--- Records ---
## Begin

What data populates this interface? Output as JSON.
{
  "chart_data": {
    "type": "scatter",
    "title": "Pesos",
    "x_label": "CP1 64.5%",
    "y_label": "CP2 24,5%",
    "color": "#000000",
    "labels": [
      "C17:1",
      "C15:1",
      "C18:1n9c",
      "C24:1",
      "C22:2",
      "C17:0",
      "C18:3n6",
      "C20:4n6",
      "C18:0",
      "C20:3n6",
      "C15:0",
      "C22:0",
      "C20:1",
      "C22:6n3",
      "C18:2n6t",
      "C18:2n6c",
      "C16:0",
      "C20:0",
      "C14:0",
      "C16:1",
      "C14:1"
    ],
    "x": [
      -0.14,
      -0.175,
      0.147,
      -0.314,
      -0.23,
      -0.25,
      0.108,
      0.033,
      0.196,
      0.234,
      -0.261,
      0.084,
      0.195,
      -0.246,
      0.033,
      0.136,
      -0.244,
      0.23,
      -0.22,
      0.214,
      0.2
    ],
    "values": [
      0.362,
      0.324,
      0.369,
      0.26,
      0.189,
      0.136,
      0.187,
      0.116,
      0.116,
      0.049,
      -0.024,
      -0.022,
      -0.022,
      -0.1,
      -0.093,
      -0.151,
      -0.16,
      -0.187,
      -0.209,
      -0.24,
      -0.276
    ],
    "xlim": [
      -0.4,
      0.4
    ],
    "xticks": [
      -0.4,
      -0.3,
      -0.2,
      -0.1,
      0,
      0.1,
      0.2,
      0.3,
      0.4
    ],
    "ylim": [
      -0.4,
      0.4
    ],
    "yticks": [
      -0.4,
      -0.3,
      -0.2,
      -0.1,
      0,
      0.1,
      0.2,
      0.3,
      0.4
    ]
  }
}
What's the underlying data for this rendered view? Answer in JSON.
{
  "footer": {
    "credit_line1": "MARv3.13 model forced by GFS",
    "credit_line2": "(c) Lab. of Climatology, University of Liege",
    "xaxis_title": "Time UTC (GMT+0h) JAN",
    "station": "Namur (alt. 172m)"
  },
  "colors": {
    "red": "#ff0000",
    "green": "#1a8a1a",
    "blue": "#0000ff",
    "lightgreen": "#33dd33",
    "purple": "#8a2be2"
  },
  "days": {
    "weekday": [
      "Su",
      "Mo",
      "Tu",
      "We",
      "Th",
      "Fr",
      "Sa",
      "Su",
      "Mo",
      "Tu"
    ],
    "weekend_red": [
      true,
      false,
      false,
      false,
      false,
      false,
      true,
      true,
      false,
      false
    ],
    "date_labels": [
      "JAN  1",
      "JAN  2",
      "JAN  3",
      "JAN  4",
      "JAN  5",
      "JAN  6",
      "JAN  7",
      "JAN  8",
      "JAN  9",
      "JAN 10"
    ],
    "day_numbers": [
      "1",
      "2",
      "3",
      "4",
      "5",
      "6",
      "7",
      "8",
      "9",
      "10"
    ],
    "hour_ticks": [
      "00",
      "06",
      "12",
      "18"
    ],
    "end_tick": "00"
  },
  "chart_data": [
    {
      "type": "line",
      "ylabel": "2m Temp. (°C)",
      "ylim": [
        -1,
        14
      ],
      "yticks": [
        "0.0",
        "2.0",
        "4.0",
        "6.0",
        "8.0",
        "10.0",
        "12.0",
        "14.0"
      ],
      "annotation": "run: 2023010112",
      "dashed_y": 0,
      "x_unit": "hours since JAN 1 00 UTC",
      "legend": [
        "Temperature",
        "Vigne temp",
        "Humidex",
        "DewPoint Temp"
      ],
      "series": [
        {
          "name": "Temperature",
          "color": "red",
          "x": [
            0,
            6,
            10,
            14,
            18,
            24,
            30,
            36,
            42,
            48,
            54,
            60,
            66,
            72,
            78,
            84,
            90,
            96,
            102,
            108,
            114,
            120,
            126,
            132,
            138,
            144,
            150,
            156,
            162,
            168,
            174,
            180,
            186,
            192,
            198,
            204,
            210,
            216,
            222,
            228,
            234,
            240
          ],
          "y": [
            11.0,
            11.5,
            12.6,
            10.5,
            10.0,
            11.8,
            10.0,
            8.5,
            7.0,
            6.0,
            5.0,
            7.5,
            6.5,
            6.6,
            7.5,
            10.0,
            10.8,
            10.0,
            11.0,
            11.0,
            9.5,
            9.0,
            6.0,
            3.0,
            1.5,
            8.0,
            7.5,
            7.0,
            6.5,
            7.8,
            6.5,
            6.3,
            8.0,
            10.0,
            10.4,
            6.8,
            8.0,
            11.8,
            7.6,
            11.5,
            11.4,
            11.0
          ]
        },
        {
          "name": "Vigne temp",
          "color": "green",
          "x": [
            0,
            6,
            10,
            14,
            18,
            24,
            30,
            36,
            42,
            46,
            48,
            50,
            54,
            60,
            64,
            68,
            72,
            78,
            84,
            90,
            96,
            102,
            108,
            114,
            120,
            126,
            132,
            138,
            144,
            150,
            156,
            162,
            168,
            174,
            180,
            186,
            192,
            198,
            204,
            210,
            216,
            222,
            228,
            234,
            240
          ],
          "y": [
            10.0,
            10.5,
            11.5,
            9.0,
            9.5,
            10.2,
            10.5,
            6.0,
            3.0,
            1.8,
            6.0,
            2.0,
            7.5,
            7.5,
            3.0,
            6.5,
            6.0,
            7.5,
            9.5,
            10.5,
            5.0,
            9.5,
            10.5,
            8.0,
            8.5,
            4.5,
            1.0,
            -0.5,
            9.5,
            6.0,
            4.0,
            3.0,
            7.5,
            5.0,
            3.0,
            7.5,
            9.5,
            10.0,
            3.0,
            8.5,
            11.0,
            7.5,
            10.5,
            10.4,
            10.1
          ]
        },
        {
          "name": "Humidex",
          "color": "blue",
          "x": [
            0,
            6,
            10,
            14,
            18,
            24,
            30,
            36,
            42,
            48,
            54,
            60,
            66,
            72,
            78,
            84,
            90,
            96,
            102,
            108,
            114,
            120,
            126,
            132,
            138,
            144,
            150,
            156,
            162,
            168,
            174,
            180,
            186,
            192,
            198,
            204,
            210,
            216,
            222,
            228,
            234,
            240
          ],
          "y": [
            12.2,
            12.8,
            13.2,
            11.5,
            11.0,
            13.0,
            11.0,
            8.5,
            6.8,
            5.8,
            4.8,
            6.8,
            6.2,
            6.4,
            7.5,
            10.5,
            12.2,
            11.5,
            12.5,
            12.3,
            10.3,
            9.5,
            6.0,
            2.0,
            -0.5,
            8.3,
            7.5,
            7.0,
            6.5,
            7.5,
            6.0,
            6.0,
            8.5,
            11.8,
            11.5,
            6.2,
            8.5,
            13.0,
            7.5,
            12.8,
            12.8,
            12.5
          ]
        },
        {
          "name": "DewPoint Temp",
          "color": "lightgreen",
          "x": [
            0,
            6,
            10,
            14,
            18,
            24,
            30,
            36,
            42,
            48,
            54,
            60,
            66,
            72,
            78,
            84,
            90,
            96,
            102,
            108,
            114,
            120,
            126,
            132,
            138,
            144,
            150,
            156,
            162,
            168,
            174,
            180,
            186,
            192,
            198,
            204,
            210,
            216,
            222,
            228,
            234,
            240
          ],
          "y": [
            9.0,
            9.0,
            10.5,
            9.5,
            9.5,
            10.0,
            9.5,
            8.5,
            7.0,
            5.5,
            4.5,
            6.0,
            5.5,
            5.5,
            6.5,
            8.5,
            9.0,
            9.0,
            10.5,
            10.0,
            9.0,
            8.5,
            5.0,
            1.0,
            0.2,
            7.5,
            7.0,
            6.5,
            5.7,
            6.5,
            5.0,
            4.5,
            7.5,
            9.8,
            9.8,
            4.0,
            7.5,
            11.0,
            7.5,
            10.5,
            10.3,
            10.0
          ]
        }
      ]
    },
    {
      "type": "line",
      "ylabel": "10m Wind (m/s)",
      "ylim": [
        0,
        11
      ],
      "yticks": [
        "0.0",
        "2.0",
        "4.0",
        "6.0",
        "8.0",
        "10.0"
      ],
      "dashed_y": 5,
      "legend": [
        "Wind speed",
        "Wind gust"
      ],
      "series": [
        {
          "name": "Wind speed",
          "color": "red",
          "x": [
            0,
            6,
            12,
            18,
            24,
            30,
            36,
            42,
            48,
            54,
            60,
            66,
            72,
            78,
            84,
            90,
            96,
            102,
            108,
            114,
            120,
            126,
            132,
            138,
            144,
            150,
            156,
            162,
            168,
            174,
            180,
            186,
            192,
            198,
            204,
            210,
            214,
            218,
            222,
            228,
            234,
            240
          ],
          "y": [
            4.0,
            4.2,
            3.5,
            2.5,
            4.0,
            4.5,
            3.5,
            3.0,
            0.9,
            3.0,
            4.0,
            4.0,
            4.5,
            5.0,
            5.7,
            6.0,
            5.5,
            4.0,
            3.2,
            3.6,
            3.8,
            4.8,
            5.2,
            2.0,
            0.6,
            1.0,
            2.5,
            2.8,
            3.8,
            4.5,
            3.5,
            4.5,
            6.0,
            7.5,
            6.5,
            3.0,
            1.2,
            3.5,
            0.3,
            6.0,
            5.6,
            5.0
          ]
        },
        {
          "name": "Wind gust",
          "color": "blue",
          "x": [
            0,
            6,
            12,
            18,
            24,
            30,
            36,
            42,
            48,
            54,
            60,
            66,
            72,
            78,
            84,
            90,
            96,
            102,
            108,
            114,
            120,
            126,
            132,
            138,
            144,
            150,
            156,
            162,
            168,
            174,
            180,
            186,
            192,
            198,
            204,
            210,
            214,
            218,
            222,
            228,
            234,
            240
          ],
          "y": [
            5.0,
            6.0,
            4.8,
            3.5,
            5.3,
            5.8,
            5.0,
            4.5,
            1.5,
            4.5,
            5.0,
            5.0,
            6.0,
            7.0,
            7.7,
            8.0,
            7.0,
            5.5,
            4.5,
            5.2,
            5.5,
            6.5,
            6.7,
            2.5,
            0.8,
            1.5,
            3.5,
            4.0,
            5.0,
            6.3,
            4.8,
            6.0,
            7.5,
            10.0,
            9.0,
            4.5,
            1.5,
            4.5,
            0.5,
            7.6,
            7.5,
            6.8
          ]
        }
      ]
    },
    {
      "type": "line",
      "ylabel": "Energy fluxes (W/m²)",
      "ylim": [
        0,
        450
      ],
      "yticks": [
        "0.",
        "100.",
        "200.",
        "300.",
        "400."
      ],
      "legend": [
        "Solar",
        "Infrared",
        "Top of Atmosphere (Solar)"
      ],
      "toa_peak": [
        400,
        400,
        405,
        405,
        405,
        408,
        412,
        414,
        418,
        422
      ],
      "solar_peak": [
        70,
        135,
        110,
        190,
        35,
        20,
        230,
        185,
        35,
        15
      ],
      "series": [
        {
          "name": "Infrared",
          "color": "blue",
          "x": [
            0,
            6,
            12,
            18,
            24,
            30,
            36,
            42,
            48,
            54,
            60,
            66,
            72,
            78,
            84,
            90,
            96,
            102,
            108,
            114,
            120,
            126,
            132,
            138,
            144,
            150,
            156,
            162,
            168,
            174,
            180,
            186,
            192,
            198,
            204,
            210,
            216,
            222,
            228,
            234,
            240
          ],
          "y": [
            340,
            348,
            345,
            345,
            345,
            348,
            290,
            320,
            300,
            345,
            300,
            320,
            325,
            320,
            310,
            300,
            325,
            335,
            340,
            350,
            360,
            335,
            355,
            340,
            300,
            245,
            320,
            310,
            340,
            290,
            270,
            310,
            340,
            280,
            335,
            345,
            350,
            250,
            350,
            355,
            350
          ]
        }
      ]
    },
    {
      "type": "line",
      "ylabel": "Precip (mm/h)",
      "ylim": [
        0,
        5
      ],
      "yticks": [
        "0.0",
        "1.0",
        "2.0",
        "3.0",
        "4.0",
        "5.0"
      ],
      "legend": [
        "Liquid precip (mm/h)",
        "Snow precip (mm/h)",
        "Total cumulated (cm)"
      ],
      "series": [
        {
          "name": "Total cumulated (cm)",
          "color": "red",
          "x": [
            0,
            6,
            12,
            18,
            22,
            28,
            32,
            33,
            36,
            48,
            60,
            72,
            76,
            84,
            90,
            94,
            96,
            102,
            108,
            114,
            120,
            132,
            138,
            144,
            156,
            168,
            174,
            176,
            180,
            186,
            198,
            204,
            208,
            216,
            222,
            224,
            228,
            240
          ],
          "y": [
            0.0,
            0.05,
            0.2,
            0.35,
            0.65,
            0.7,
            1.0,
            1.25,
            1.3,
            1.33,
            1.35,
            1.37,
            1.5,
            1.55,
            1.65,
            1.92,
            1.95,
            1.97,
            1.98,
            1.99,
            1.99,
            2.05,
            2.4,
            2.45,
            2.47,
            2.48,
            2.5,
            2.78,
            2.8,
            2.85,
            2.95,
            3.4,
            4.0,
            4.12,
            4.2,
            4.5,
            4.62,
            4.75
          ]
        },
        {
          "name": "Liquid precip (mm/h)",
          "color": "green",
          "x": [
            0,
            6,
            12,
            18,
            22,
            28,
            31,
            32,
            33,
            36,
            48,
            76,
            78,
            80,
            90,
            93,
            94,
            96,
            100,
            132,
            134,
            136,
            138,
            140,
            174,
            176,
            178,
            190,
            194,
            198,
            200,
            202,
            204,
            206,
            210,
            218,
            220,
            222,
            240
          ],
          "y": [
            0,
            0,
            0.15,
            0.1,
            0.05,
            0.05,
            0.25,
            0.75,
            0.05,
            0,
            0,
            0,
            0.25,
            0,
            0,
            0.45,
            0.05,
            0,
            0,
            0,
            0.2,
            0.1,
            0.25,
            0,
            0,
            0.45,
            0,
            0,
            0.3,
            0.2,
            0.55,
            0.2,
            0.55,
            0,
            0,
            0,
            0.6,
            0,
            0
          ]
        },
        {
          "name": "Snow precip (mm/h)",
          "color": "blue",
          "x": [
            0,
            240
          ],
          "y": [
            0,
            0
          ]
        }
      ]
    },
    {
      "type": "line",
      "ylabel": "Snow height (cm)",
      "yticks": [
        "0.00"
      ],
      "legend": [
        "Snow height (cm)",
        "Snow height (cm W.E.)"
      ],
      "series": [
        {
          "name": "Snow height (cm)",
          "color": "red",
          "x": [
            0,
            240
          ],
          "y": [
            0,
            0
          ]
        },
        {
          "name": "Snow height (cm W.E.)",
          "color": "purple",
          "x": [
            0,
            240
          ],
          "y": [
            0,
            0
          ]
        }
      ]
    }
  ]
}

## End

--- DIRECTIONS ---
Keep only the lines that hold the string "What", and copy them out.

--- FINAL RESULT ---
What data populates this interface? Output as JSON.
What's the underlying data for this rendered view? Answer in JSON.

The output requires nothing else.